**Goal**.
Copy every line that contains the string "akan" from the entries below.

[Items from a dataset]
==========
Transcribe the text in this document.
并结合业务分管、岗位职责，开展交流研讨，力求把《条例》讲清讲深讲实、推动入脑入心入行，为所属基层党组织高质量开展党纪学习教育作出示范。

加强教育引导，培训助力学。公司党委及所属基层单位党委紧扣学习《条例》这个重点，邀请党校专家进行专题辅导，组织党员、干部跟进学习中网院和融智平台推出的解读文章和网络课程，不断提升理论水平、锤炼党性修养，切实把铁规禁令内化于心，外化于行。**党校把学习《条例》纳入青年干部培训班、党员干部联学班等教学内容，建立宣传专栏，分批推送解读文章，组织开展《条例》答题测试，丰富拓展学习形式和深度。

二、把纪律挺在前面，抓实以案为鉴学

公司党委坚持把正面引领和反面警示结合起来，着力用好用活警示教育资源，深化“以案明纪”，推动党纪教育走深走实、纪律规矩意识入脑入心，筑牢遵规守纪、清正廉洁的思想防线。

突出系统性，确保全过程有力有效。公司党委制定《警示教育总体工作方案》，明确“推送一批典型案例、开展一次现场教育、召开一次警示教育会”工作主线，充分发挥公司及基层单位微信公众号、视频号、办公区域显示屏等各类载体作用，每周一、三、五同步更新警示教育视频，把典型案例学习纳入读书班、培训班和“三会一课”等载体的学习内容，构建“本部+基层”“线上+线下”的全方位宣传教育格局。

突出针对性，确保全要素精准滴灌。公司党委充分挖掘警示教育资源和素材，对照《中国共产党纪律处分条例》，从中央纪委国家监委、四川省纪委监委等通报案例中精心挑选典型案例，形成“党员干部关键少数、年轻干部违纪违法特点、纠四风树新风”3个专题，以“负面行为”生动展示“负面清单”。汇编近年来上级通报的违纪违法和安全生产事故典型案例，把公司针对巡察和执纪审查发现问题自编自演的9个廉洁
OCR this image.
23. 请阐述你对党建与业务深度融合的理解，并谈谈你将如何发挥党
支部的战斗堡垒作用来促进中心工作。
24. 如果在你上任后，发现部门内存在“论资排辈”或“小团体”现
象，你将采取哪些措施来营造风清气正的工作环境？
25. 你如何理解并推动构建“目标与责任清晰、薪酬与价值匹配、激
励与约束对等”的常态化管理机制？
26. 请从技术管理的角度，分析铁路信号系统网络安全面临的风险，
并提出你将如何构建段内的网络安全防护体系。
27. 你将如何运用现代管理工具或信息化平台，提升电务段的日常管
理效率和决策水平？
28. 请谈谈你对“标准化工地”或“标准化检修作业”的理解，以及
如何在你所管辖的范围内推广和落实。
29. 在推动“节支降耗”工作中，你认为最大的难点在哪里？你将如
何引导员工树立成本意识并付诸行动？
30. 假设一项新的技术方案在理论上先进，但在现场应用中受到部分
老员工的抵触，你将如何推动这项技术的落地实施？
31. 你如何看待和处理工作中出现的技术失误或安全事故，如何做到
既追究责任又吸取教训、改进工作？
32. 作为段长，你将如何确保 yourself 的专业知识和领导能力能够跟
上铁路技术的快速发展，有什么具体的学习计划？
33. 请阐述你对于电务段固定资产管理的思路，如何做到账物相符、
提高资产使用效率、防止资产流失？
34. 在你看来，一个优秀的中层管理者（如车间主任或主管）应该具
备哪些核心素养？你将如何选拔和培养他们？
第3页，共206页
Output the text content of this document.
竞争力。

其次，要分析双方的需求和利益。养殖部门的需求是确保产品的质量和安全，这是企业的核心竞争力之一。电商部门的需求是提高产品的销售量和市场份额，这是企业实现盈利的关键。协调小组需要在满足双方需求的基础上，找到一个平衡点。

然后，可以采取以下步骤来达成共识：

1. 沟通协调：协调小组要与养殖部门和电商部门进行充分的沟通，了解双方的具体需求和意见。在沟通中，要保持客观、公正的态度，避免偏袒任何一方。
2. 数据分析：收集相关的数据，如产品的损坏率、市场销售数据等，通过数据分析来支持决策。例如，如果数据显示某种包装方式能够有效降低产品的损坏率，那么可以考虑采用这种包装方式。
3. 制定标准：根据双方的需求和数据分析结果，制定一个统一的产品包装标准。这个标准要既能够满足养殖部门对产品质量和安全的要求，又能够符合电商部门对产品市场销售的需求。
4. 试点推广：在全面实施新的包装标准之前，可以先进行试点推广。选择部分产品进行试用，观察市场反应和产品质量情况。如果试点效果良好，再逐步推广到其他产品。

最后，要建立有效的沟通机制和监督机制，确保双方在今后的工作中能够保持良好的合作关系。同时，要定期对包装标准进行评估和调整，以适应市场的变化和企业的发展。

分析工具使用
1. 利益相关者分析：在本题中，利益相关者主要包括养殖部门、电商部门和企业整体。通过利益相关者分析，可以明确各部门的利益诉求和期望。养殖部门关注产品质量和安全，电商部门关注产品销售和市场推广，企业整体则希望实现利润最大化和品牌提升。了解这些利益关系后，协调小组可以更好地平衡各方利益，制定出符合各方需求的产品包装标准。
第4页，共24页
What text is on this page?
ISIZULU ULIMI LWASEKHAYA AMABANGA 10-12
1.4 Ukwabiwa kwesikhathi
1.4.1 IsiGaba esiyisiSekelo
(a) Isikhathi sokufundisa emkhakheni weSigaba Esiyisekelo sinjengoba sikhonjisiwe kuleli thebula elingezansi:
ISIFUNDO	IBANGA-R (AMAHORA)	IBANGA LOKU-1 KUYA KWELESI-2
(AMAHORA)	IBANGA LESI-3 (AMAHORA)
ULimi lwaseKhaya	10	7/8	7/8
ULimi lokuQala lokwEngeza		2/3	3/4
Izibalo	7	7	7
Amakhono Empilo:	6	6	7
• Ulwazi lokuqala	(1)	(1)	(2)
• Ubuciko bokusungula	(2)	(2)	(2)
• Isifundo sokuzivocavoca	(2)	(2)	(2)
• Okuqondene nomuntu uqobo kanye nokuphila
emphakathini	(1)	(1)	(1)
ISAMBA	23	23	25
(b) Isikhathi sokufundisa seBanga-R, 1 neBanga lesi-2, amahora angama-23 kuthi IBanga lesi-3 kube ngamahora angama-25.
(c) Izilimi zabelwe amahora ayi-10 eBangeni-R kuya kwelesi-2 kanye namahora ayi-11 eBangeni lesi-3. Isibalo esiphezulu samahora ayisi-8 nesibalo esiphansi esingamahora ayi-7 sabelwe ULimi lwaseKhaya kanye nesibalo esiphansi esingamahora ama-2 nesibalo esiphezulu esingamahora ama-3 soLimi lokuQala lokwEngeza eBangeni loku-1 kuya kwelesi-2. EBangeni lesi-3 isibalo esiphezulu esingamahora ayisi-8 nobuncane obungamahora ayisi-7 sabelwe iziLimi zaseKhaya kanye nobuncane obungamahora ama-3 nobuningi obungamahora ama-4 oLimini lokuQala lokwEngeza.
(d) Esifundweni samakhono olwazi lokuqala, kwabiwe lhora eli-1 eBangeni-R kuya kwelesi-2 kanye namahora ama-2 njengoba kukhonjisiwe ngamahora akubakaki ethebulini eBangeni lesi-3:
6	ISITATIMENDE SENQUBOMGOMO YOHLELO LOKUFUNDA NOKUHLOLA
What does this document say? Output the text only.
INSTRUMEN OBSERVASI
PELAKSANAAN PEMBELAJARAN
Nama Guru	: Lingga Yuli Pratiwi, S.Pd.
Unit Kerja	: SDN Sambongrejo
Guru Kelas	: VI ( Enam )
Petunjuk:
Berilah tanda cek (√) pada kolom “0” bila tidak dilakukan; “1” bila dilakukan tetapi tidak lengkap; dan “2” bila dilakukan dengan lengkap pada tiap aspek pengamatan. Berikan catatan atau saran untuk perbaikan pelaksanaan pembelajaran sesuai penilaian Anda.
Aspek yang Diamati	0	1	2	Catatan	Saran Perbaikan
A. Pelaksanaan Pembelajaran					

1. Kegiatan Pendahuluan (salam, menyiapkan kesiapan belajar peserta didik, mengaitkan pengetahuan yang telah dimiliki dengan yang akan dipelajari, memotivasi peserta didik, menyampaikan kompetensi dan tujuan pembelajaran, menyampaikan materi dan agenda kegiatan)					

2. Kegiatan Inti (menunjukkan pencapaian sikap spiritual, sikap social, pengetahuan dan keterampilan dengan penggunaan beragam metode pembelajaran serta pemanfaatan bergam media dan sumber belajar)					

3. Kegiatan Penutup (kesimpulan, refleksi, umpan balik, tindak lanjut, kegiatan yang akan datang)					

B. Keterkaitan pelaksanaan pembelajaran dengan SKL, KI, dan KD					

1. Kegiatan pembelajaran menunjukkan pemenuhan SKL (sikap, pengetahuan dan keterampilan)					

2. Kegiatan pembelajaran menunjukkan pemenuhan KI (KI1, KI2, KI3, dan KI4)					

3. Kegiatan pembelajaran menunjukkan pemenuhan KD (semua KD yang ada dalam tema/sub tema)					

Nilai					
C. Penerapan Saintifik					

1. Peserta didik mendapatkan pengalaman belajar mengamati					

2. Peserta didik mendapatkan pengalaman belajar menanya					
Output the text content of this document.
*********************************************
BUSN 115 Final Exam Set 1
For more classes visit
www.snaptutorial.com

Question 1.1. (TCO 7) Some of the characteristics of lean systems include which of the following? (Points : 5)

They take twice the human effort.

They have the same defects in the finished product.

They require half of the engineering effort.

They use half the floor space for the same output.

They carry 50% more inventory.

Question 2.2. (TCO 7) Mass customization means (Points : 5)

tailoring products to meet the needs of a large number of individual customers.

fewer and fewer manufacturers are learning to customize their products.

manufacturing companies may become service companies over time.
==========
**Task solution**.
1. Kegiatan Pendahuluan (salam, menyiapkan kesiapan belajar peserta didik, mengaitkan pengetahuan yang telah dimiliki dengan yang akan dipelajari, memotivasi peserta didik, menyampaikan kompetensi dan tujuan pembelajaran, menyampaikan materi dan agenda kegiatan)					
3. Kegiatan Penutup (kesimpulan, refleksi, umpan balik, tindak lanjut, kegiatan yang akan datang)					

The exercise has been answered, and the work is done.